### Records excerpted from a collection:
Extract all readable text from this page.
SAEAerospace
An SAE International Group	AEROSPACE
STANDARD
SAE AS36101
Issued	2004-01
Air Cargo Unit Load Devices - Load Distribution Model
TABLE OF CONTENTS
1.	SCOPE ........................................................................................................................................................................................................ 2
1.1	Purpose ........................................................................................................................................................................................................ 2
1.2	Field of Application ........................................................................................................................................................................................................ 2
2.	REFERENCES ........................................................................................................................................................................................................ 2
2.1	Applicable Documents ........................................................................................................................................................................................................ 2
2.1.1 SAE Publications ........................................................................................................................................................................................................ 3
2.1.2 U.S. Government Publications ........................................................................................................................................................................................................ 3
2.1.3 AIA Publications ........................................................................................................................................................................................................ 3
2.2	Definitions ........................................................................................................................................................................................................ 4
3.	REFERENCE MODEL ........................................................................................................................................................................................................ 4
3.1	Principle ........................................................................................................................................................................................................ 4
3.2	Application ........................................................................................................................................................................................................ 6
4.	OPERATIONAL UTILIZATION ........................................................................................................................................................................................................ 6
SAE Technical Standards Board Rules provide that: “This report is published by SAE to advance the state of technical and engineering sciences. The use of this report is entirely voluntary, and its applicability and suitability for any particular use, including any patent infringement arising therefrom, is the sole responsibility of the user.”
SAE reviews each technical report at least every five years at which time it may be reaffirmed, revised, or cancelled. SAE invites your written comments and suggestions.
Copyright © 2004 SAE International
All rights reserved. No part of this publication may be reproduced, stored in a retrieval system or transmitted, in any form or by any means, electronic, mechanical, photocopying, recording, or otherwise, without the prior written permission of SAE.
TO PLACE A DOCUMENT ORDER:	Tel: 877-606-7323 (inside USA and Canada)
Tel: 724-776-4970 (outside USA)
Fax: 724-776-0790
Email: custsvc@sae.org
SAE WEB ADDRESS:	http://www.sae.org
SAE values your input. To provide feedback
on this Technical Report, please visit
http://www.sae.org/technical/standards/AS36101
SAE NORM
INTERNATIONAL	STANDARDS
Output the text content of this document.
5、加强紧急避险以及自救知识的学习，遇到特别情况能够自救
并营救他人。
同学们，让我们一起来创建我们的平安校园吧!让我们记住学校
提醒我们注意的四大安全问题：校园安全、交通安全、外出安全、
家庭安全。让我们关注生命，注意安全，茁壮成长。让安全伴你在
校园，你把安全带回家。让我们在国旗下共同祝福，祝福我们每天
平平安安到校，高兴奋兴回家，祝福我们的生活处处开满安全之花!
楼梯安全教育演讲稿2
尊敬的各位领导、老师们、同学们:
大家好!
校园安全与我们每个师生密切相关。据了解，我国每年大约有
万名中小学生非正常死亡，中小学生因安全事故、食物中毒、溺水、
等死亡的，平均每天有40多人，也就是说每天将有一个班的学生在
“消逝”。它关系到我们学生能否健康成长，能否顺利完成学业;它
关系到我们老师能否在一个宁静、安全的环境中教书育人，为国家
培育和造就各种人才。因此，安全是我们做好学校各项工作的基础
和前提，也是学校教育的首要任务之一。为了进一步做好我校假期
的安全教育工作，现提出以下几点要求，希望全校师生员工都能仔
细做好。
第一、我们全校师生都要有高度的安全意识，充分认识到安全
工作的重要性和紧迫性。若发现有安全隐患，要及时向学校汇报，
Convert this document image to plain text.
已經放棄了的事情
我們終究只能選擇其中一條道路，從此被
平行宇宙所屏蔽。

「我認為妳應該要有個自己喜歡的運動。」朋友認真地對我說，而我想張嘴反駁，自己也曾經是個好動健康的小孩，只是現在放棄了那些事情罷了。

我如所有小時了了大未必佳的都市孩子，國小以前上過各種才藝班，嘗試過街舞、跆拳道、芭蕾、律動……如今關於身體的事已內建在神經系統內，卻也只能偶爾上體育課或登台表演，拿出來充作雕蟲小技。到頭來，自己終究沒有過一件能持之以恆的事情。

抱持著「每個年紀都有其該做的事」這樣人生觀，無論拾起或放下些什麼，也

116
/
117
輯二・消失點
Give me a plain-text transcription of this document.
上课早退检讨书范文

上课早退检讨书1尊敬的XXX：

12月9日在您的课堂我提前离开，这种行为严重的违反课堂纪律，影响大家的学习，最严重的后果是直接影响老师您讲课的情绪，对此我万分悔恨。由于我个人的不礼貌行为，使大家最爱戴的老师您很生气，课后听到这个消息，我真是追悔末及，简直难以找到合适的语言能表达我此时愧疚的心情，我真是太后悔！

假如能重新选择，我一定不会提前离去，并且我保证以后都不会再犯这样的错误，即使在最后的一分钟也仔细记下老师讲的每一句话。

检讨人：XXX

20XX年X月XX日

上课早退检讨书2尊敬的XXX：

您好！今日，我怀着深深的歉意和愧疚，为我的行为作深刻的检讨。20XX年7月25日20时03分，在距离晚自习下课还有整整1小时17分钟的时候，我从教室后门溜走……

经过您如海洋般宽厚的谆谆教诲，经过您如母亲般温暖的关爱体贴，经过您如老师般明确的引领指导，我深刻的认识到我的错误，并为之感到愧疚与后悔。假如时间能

### Short task:
Gather each line from the entries above that includes the word "Publications".

### Answer below:
2.1.1 SAE Publications ........................................................................................................................................................................................................ 3
2.1.2 U.S. Government Publications ........................................................................................................................................................................................................ 3
2.1.3 AIA Publications ........................................................................................................................................................................................................ 3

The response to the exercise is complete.